• [WHAT TO PRODUCE]
Write out every line below exactly as it appears, leaving out the picture.

* Start INFORMATION SHOWN *

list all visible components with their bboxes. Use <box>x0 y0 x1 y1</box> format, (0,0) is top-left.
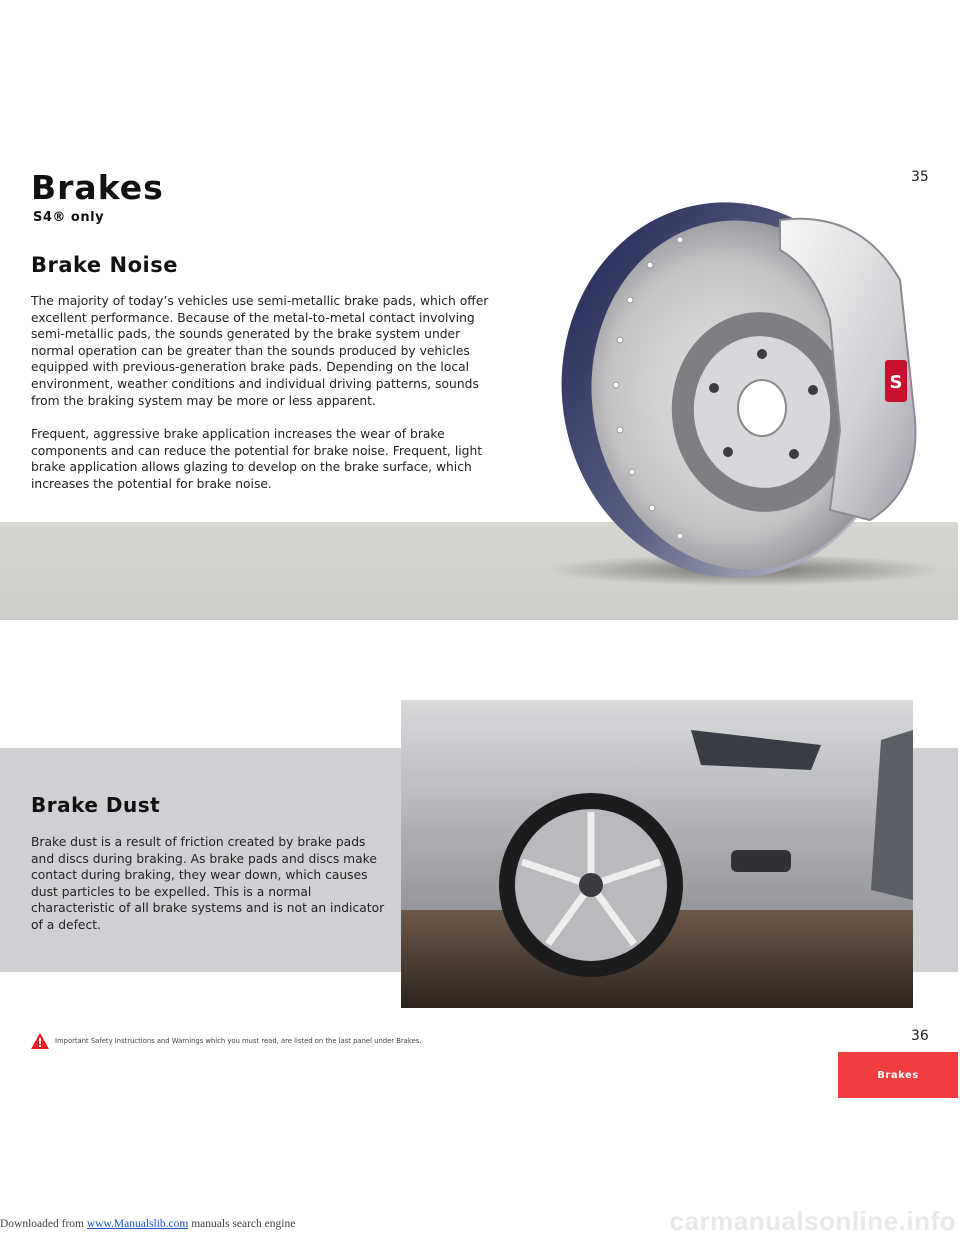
footer-prefix: Downloaded from <box>0 1218 87 1230</box>
brake-dust-paragraph: Brake dust is a result of friction created by brake pads and discs during braking. As brake pads and discs make contact during braking, they wear down, which causes dust particles to be expelled. This is a normal characteristic of all brake systems and is not an indicator of a defect. <box>31 835 385 932</box>
watermark: carmanualsonline.info <box>669 1206 956 1236</box>
brake-noise-paragraph-2: Frequent, aggressive brake application increases the wear of brake components and can reduce the potential for brake noise. Frequent, light brake application allows glazing to develop on the brake surface, which increases the potential for brake noise. <box>31 427 483 491</box>
fog-light <box>731 850 791 872</box>
warning-text: Important Safety Instructions and Warnings which you must read, are listed on the last panel under Brakes. <box>55 1037 422 1045</box>
brakes-section-tab[interactable] <box>838 1052 958 1098</box>
warning-triangle-icon <box>31 1033 49 1049</box>
manualslib-link[interactable]: www.Manualslib.com <box>86 1218 189 1230</box>
page-number-bottom: 36 <box>911 1028 929 1044</box>
brake-rotor-image <box>530 190 950 610</box>
page-title: Brakes <box>31 168 164 207</box>
page-subtitle: S4® only <box>33 210 105 225</box>
car-front-wheel-image <box>401 700 913 1008</box>
brake-noise-heading: Brake Noise <box>31 253 178 277</box>
brakes-tab-label: Brakes <box>877 1069 919 1081</box>
wheel-hub-cap <box>579 873 603 897</box>
page-number-top: 35 <box>911 169 929 185</box>
rotor-center-bore <box>738 380 786 436</box>
brake-dust-heading: Brake Dust <box>31 793 161 817</box>
footer-suffix: manuals search engine <box>188 1218 296 1230</box>
safety-warning <box>31 1032 421 1050</box>
download-footer <box>0 1218 295 1230</box>
svg-text:S: S <box>889 372 903 393</box>
brake-noise-paragraph-1: The majority of today’s vehicles use semi-metallic brake pads, which offer excellent performance. Because of the metal-to-metal contact involving semi-metallic pads, the sounds generated by the brake system under normal operation can be greater than the sounds produced by vehicles equipped with previous-generation brake pads. Depending on the local environment, weather conditions and individual driving patterns, sounds from the braking system may be more or less apparent. <box>31 294 489 408</box>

* End INFORMATION SHOWN *

• [ANSWER TO THIS EXERCISE]
list all visible components with their bboxes. Use <box>x0 y0 x1 y1</box> format, (0,0) is top-left.
footer-prefix: Downloaded from <box>0 1218 87 1230</box>
brake-dust-paragraph: Brake dust is a result of friction created by brake pads and discs during braking. As brake pads and discs make contact during braking, they wear down, which causes dust particles to be expelled. This is a normal characteristic of all brake systems and is not an indicator of a defect. <box>31 835 385 932</box>
watermark: carmanualsonline.info <box>669 1206 956 1236</box>
brake-noise-paragraph-2: Frequent, aggressive brake application increases the wear of brake components and can reduce the potential for brake noise. Frequent, light brake application allows glazing to develop on the brake surface, which increases the potential for brake noise. <box>31 427 483 491</box>
fog-light <box>731 850 791 872</box>
warning-text: Important Safety Instructions and Warnings which you must read, are listed on the last panel under Brakes. <box>55 1037 422 1045</box>
brakes-section-tab[interactable] <box>838 1052 958 1098</box>
warning-triangle-icon <box>31 1033 49 1049</box>
manualslib-link[interactable]: www.Manualslib.com <box>86 1218 189 1230</box>
page-number-bottom: 36 <box>911 1028 929 1044</box>
brake-rotor-image <box>530 190 950 610</box>
page-title: Brakes <box>31 168 164 207</box>
page-subtitle: S4® only <box>33 210 105 225</box>
car-front-wheel-image <box>401 700 913 1008</box>
brake-noise-heading: Brake Noise <box>31 253 178 277</box>
brakes-tab-label: Brakes <box>877 1069 919 1081</box>
wheel-hub-cap <box>579 873 603 897</box>
page-number-top: 35 <box>911 169 929 185</box>
rotor-center-bore <box>738 380 786 436</box>
brake-dust-heading: Brake Dust <box>31 793 161 817</box>
footer-suffix: manuals search engine <box>188 1218 296 1230</box>
safety-warning <box>31 1032 421 1050</box>
download-footer <box>0 1218 295 1230</box>
svg-text:S: S <box>889 372 903 393</box>
brake-noise-paragraph-1: The majority of today’s vehicles use semi-metallic brake pads, which offer excellent performance. Because of the metal-to-metal contact involving semi-metallic pads, the sounds generated by the brake system under normal operation can be greater than the sounds produced by vehicles equipped with previous-generation brake pads. Depending on the local environment, weather conditions and individual driving patterns, sounds from the braking system may be more or less apparent. <box>31 294 489 408</box>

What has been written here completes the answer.